**Given records**

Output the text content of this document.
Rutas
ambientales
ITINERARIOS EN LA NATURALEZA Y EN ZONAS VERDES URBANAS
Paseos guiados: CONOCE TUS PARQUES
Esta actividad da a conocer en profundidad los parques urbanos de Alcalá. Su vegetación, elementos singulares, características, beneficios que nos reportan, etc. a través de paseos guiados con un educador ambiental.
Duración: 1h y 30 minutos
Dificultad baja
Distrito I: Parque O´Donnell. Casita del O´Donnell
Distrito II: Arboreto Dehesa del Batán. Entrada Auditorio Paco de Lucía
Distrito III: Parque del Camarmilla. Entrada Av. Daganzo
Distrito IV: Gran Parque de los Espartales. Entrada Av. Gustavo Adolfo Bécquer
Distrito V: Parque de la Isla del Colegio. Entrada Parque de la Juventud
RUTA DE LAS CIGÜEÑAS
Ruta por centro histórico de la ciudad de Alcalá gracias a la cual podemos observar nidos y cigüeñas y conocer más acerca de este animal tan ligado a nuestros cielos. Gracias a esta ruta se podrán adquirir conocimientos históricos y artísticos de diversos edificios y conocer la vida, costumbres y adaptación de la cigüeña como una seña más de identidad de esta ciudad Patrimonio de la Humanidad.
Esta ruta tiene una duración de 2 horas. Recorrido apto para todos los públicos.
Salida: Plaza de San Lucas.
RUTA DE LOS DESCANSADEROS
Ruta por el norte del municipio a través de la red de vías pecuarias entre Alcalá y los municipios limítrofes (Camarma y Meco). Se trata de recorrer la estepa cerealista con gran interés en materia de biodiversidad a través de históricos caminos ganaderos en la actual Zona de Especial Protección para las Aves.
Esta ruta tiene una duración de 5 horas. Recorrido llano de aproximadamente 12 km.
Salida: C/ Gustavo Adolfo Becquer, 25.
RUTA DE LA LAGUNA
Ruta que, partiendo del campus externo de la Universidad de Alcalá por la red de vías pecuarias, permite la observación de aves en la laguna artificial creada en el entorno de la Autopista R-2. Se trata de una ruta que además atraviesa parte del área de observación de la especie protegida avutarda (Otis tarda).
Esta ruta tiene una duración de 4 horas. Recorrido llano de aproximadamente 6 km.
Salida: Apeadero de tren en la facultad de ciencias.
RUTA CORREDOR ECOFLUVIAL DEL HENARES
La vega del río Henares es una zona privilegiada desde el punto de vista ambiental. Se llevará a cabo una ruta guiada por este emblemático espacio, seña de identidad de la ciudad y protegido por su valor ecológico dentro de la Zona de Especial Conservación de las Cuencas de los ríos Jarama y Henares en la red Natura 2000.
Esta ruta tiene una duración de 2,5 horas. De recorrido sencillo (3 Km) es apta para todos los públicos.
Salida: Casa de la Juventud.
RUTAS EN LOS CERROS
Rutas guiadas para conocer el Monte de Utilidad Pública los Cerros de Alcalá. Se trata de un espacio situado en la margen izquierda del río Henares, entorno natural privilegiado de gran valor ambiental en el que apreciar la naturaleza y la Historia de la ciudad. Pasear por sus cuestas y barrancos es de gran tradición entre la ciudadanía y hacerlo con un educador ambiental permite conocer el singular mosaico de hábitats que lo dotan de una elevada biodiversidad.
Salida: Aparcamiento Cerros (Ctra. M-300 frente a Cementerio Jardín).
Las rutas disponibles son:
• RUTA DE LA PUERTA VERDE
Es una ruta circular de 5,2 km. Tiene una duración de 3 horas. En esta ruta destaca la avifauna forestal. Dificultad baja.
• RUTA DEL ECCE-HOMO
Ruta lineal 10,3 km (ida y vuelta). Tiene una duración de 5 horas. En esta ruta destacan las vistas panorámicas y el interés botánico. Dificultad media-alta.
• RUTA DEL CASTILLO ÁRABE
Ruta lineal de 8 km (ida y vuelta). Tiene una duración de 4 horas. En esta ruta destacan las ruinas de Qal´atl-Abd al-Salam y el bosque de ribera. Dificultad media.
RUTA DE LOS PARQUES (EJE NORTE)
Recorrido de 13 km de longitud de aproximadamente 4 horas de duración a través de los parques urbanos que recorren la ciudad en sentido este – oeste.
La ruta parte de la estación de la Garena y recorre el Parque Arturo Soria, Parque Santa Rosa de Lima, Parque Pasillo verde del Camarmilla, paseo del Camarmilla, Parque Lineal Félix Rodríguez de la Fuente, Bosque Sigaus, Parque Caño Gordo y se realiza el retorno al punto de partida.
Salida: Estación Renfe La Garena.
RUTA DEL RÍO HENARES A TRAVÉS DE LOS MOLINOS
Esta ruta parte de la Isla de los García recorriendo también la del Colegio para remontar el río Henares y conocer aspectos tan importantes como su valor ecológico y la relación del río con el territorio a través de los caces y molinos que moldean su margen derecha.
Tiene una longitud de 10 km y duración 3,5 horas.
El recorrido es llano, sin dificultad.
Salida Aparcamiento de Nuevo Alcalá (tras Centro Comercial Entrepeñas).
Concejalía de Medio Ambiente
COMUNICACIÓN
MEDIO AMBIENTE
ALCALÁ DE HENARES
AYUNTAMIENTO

**Task statement**
Extract each line from the listing above, please, and repeat it exactly.

**Final result**
Output the text content of this document.
Rutas
ambientales
ITINERARIOS EN LA NATURALEZA Y EN ZONAS VERDES URBANAS
Paseos guiados: CONOCE TUS PARQUES
Esta actividad da a conocer en profundidad los parques urbanos de Alcalá. Su vegetación, elementos singulares, características, beneficios que nos reportan, etc. a través de paseos guiados con un educador ambiental.
Duración: 1h y 30 minutos
Dificultad baja
Distrito I: Parque O´Donnell. Casita del O´Donnell
Distrito II: Arboreto Dehesa del Batán. Entrada Auditorio Paco de Lucía
Distrito III: Parque del Camarmilla. Entrada Av. Daganzo
Distrito IV: Gran Parque de los Espartales. Entrada Av. Gustavo Adolfo Bécquer
Distrito V: Parque de la Isla del Colegio. Entrada Parque de la Juventud
RUTA DE LAS CIGÜEÑAS
Ruta por centro histórico de la ciudad de Alcalá gracias a la cual podemos observar nidos y cigüeñas y conocer más acerca de este animal tan ligado a nuestros cielos. Gracias a esta ruta se podrán adquirir conocimientos históricos y artísticos de diversos edificios y conocer la vida, costumbres y adaptación de la cigüeña como una seña más de identidad de esta ciudad Patrimonio de la Humanidad.
Esta ruta tiene una duración de 2 horas. Recorrido apto para todos los públicos.
Salida: Plaza de San Lucas.
RUTA DE LOS DESCANSADEROS
Ruta por el norte del municipio a través de la red de vías pecuarias entre Alcalá y los municipios limítrofes (Camarma y Meco). Se trata de recorrer la estepa cerealista con gran interés en materia de biodiversidad a través de históricos caminos ganaderos en la actual Zona de Especial Protección para las Aves.
Esta ruta tiene una duración de 5 horas. Recorrido llano de aproximadamente 12 km.
Salida: C/ Gustavo Adolfo Becquer, 25.
RUTA DE LA LAGUNA
Ruta que, partiendo del campus externo de la Universidad de Alcalá por la red de vías pecuarias, permite la observación de aves en la laguna artificial creada en el entorno de la Autopista R-2. Se trata de una ruta que además atraviesa parte del área de observación de la especie protegida avutarda (Otis tarda).
Esta ruta tiene una duración de 4 horas. Recorrido llano de aproximadamente 6 km.
Salida: Apeadero de tren en la facultad de ciencias.
RUTA CORREDOR ECOFLUVIAL DEL HENARES
La vega del río Henares es una zona privilegiada desde el punto de vista ambiental. Se llevará a cabo una ruta guiada por este emblemático espacio, seña de identidad de la ciudad y protegido por su valor ecológico dentro de la Zona de Especial Conservación de las Cuencas de los ríos Jarama y Henares en la red Natura 2000.
Esta ruta tiene una duración de 2,5 horas. De recorrido sencillo (3 Km) es apta para todos los públicos.
Salida: Casa de la Juventud.
RUTAS EN LOS CERROS
Rutas guiadas para conocer el Monte de Utilidad Pública los Cerros de Alcalá. Se trata de un espacio situado en la margen izquierda del río Henares, entorno natural privilegiado de gran valor ambiental en el que apreciar la naturaleza y la Historia de la ciudad. Pasear por sus cuestas y barrancos es de gran tradición entre la ciudadanía y hacerlo con un educador ambiental permite conocer el singular mosaico de hábitats que lo dotan de una elevada biodiversidad.
Salida: Aparcamiento Cerros (Ctra. M-300 frente a Cementerio Jardín).
Las rutas disponibles son:
• RUTA DE LA PUERTA VERDE
Es una ruta circular de 5,2 km. Tiene una duración de 3 horas. En esta ruta destaca la avifauna forestal. Dificultad baja.
• RUTA DEL ECCE-HOMO
Ruta lineal 10,3 km (ida y vuelta). Tiene una duración de 5 horas. En esta ruta destacan las vistas panorámicas y el interés botánico. Dificultad media-alta.
• RUTA DEL CASTILLO ÁRABE
Ruta lineal de 8 km (ida y vuelta). Tiene una duración de 4 horas. En esta ruta destacan las ruinas de Qal´atl-Abd al-Salam y el bosque de ribera. Dificultad media.
RUTA DE LOS PARQUES (EJE NORTE)
Recorrido de 13 km de longitud de aproximadamente 4 horas de duración a través de los parques urbanos que recorren la ciudad en sentido este – oeste.
La ruta parte de la estación de la Garena y recorre el Parque Arturo Soria, Parque Santa Rosa de Lima, Parque Pasillo verde del Camarmilla, paseo del Camarmilla, Parque Lineal Félix Rodríguez de la Fuente, Bosque Sigaus, Parque Caño Gordo y se realiza el retorno al punto de partida.
Salida: Estación Renfe La Garena.
RUTA DEL RÍO HENARES A TRAVÉS DE LOS MOLINOS
Esta ruta parte de la Isla de los García recorriendo también la del Colegio para remontar el río Henares y conocer aspectos tan importantes como su valor ecológico y la relación del río con el territorio a través de los caces y molinos que moldean su margen derecha.
Tiene una longitud de 10 km y duración 3,5 horas.
El recorrido es llano, sin dificultad.
Salida Aparcamiento de Nuevo Alcalá (tras Centro Comercial Entrepeñas).
Concejalía de Medio Ambiente
COMUNICACIÓN
MEDIO AMBIENTE
ALCALÁ DE HENARES
AYUNTAMIENTO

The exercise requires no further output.